=== SET EXERCISE ===
Skip any picture you find and retype all the remaining lines exactly.

=== EXTRACTED INFORMATION ===
####
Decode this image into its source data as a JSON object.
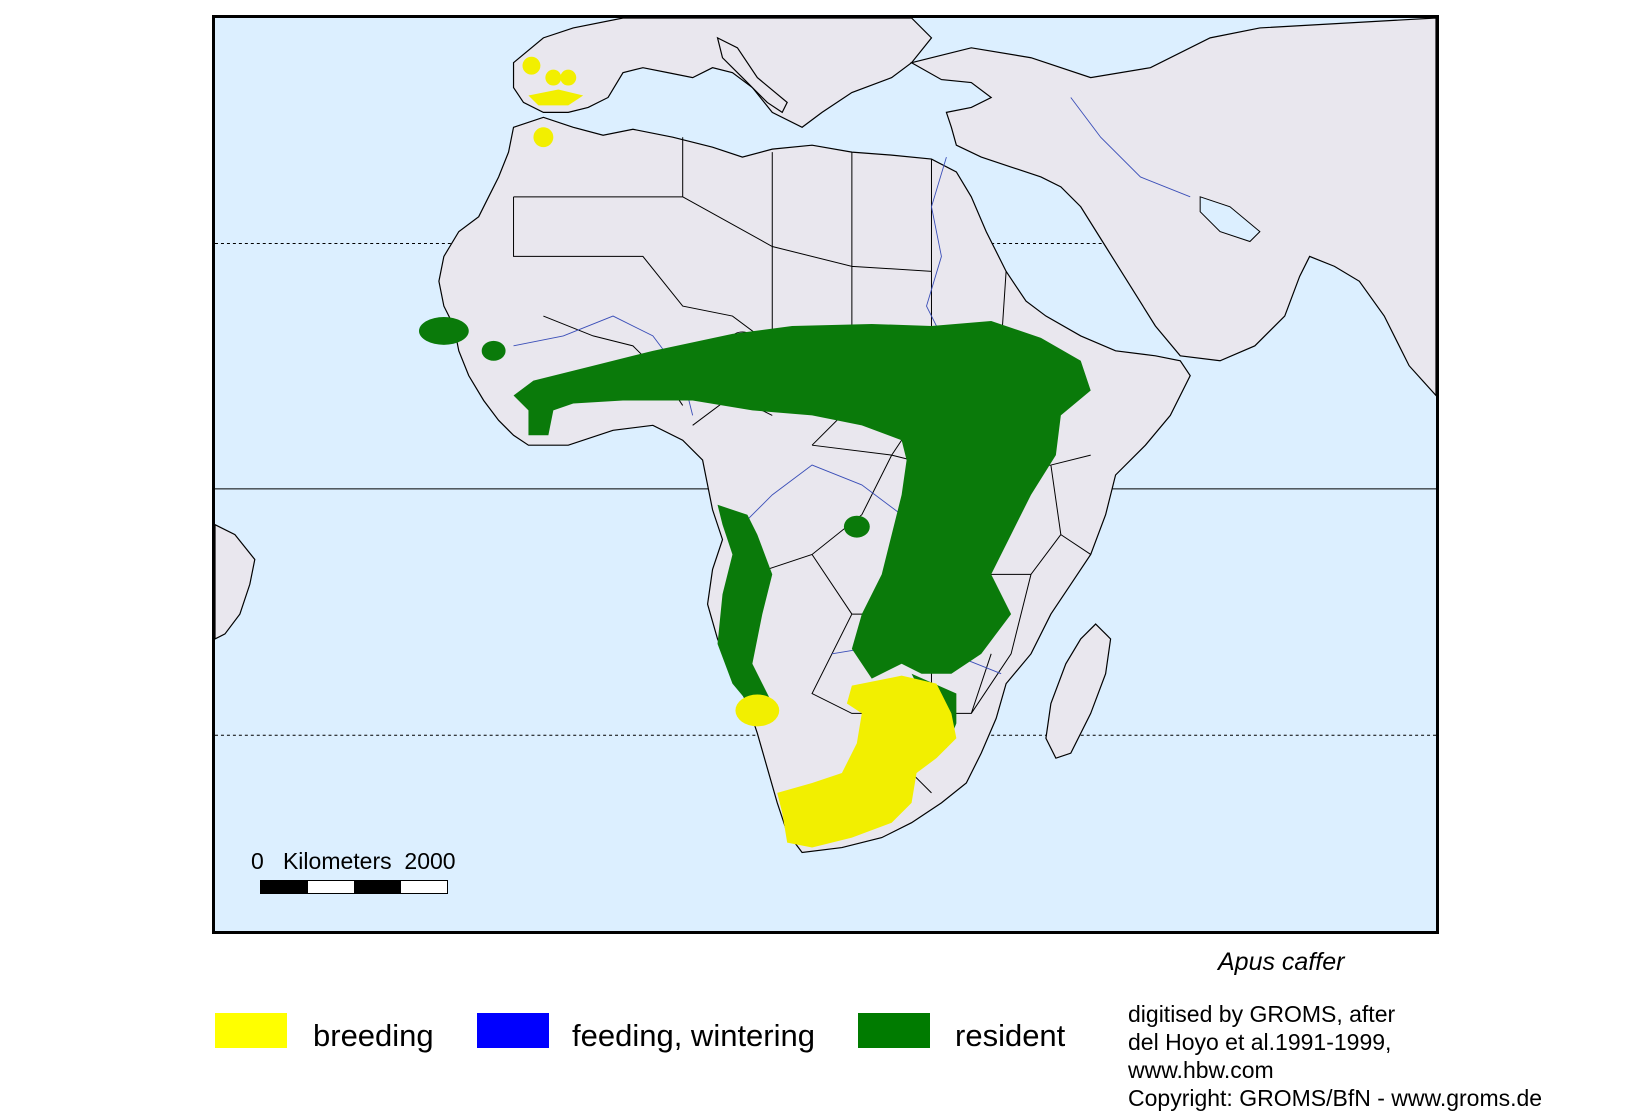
{
  "map": {
    "scale": {
      "zero": "0",
      "unit": "Kilometers",
      "max": "2000"
    },
    "species": "Apus caffer",
    "colors": {
      "water": "#dcefff",
      "land": "#e9e7ee",
      "breeding": "#f2ef00",
      "feeding": "#0000ff",
      "resident": "#0a7a0a"
    }
  },
  "legend": {
    "items": [
      {
        "label": "breeding",
        "color": "#ffff00"
      },
      {
        "label": "feeding, wintering",
        "color": "#0000ff"
      },
      {
        "label": "resident",
        "color": "#007b00"
      }
    ]
  },
  "credit": {
    "lines": [
      "digitised by GROMS, after",
      "del Hoyo et al.1991-1999,",
      "www.hbw.com",
      "Copyright: GROMS/BfN - www.groms.de"
    ]
  }
}
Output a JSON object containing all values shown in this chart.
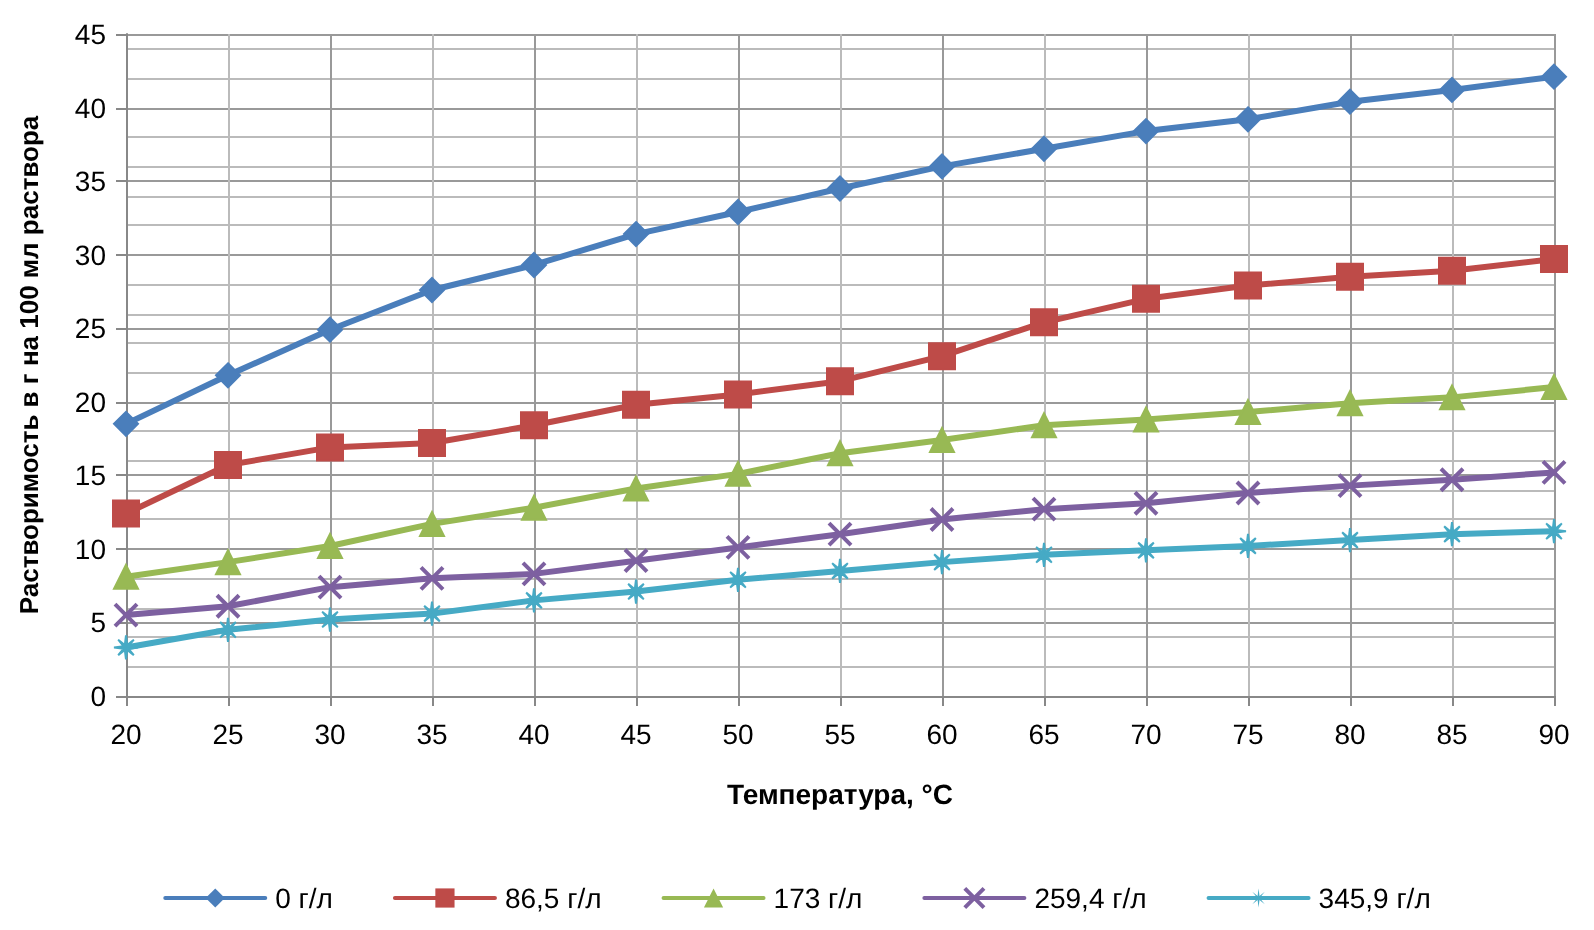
{
  "chart_data": {
    "type": "line",
    "xlabel": "Температура, °C",
    "ylabel": "Растворимость в г на 100 мл раствора",
    "x": [
      20,
      25,
      30,
      35,
      40,
      45,
      50,
      55,
      60,
      65,
      70,
      75,
      80,
      85,
      90
    ],
    "xlim": [
      20,
      90
    ],
    "xticks": [
      20,
      25,
      30,
      35,
      40,
      45,
      50,
      55,
      60,
      65,
      70,
      75,
      80,
      85,
      90
    ],
    "ylim": [
      0,
      45
    ],
    "yticks": [
      0,
      5,
      10,
      15,
      20,
      25,
      30,
      35,
      40,
      45
    ],
    "grid": true,
    "legend": "bottom",
    "series": [
      {
        "name": "0 г/л",
        "color": "#4a7ebb",
        "marker": "diamond",
        "values": [
          18.5,
          21.8,
          24.9,
          27.6,
          29.3,
          31.4,
          32.9,
          34.5,
          36.0,
          37.2,
          38.4,
          39.2,
          40.4,
          41.2,
          42.1
        ]
      },
      {
        "name": "86,5 г/л",
        "color": "#be4b48",
        "marker": "square",
        "values": [
          12.4,
          15.7,
          16.9,
          17.2,
          18.4,
          19.8,
          20.5,
          21.4,
          23.1,
          25.4,
          27.0,
          27.9,
          28.5,
          28.9,
          29.7
        ]
      },
      {
        "name": "173 г/л",
        "color": "#98b954",
        "marker": "triangle",
        "values": [
          8.1,
          9.1,
          10.2,
          11.7,
          12.8,
          14.1,
          15.1,
          16.5,
          17.4,
          18.4,
          18.8,
          19.3,
          19.9,
          20.3,
          21.0
        ]
      },
      {
        "name": "259,4 г/л",
        "color": "#7d60a0",
        "marker": "cross",
        "values": [
          5.5,
          6.1,
          7.4,
          8.0,
          8.3,
          9.2,
          10.1,
          11.0,
          12.0,
          12.7,
          13.1,
          13.8,
          14.3,
          14.7,
          15.2
        ]
      },
      {
        "name": "345,9 г/л",
        "color": "#46aac5",
        "marker": "star",
        "values": [
          3.3,
          4.5,
          5.2,
          5.6,
          6.5,
          7.1,
          7.9,
          8.5,
          9.1,
          9.6,
          9.9,
          10.2,
          10.6,
          11.0,
          11.2
        ]
      }
    ]
  }
}
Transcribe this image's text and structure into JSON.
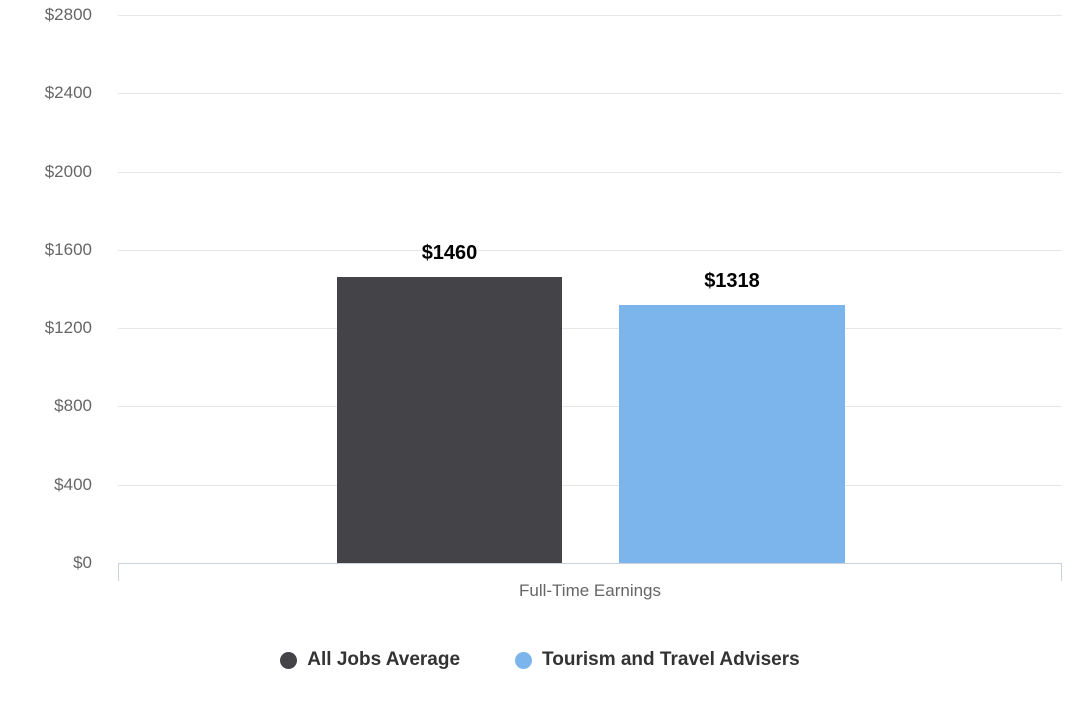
{
  "chart_data": {
    "type": "bar",
    "title": "",
    "xlabel": "Full-Time Earnings",
    "ylabel": "",
    "ylim": [
      0,
      2800
    ],
    "ytick_values": [
      0,
      400,
      800,
      1200,
      1600,
      2000,
      2400,
      2800
    ],
    "ytick_labels": [
      "$0",
      "$400",
      "$800",
      "$1200",
      "$1600",
      "$2000",
      "$2400",
      "$2800"
    ],
    "grid": true,
    "legend_position": "bottom",
    "categories": [
      "Full-Time Earnings"
    ],
    "series": [
      {
        "name": "All Jobs Average",
        "values": [
          1460
        ],
        "data_label": "$1460",
        "color": "#434348"
      },
      {
        "name": "Tourism and Travel Advisers",
        "values": [
          1318
        ],
        "data_label": "$1318",
        "color": "#7cb5ec"
      }
    ]
  },
  "legend": {
    "items": [
      {
        "label": "All Jobs Average",
        "color": "#434348"
      },
      {
        "label": "Tourism and Travel Advisers",
        "color": "#7cb5ec"
      }
    ]
  },
  "colors": {
    "background": "#ffffff",
    "gridline": "#e6e6e6",
    "axis_line": "#ccd2dc",
    "axis_text": "#666666",
    "value_label_text": "#000000",
    "legend_text": "#333333"
  }
}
####
=== WRITTEN ANSWER ===
Decode this image into its source data as a JSON object.
{
  "map": {
    "scale": {
      "zero": "0",
      "unit": "Kilometers",
      "max": "2000"
    },
    "species": "Apus caffer",
    "colors": {
      "water": "#dcefff",
      "land": "#e9e7ee",
      "breeding": "#f2ef00",
      "feeding": "#0000ff",
      "resident": "#0a7a0a"
    }
  },
  "legend": {
    "items": [
      {
        "label": "breeding",
        "color": "#ffff00"
      },
      {
        "label": "feeding, wintering",
        "color": "#0000ff"
      },
      {
        "label": "resident",
        "color": "#007b00"
      }
    ]
  },
  "credit": {
    "lines": [
      "digitised by GROMS, after",
      "del Hoyo et al.1991-1999,",
      "www.hbw.com",
      "Copyright: GROMS/BfN - www.groms.de"
    ]
  }
}
Output a JSON object containing all values shown in this chart.
{
  "chart_data": {
    "type": "line",
    "xlabel": "Температура, °C",
    "ylabel": "Растворимость в г на 100 мл раствора",
    "x": [
      20,
      25,
      30,
      35,
      40,
      45,
      50,
      55,
      60,
      65,
      70,
      75,
      80,
      85,
      90
    ],
    "xlim": [
      20,
      90
    ],
    "xticks": [
      20,
      25,
      30,
      35,
      40,
      45,
      50,
      55,
      60,
      65,
      70,
      75,
      80,
      85,
      90
    ],
    "ylim": [
      0,
      45
    ],
    "yticks": [
      0,
      5,
      10,
      15,
      20,
      25,
      30,
      35,
      40,
      45
    ],
    "grid": true,
    "legend": "bottom",
    "series": [
      {
        "name": "0 г/л",
        "color": "#4a7ebb",
        "marker": "diamond",
        "values": [
          18.5,
          21.8,
          24.9,
          27.6,
          29.3,
          31.4,
          32.9,
          34.5,
          36.0,
          37.2,
          38.4,
          39.2,
          40.4,
          41.2,
          42.1
        ]
      },
      {
        "name": "86,5 г/л",
        "color": "#be4b48",
        "marker": "square",
        "values": [
          12.4,
          15.7,
          16.9,
          17.2,
          18.4,
          19.8,
          20.5,
          21.4,
          23.1,
          25.4,
          27.0,
          27.9,
          28.5,
          28.9,
          29.7
        ]
      },
      {
        "name": "173 г/л",
        "color": "#98b954",
        "marker": "triangle",
        "values": [
          8.1,
          9.1,
          10.2,
          11.7,
          12.8,
          14.1,
          15.1,
          16.5,
          17.4,
          18.4,
          18.8,
          19.3,
          19.9,
          20.3,
          21.0
        ]
      },
      {
        "name": "259,4 г/л",
        "color": "#7d60a0",
        "marker": "cross",
        "values": [
          5.5,
          6.1,
          7.4,
          8.0,
          8.3,
          9.2,
          10.1,
          11.0,
          12.0,
          12.7,
          13.1,
          13.8,
          14.3,
          14.7,
          15.2
        ]
      },
      {
        "name": "345,9 г/л",
        "color": "#46aac5",
        "marker": "star",
        "values": [
          3.3,
          4.5,
          5.2,
          5.6,
          6.5,
          7.1,
          7.9,
          8.5,
          9.1,
          9.6,
          9.9,
          10.2,
          10.6,
          11.0,
          11.2
        ]
      }
    ]
  }
}
Transcribe this image's text and structure into JSON.
{
  "chart_data": {
    "type": "bar",
    "title": "",
    "xlabel": "Full-Time Earnings",
    "ylabel": "",
    "ylim": [
      0,
      2800
    ],
    "ytick_values": [
      0,
      400,
      800,
      1200,
      1600,
      2000,
      2400,
      2800
    ],
    "ytick_labels": [
      "$0",
      "$400",
      "$800",
      "$1200",
      "$1600",
      "$2000",
      "$2400",
      "$2800"
    ],
    "grid": true,
    "legend_position": "bottom",
    "categories": [
      "Full-Time Earnings"
    ],
    "series": [
      {
        "name": "All Jobs Average",
        "values": [
          1460
        ],
        "data_label": "$1460",
        "color": "#434348"
      },
      {
        "name": "Tourism and Travel Advisers",
        "values": [
          1318
        ],
        "data_label": "$1318",
        "color": "#7cb5ec"
      }
    ]
  },
  "legend": {
    "items": [
      {
        "label": "All Jobs Average",
        "color": "#434348"
      },
      {
        "label": "Tourism and Travel Advisers",
        "color": "#7cb5ec"
      }
    ]
  },
  "colors": {
    "background": "#ffffff",
    "gridline": "#e6e6e6",
    "axis_line": "#ccd2dc",
    "axis_text": "#666666",
    "value_label_text": "#000000",
    "legend_text": "#333333"
  }
}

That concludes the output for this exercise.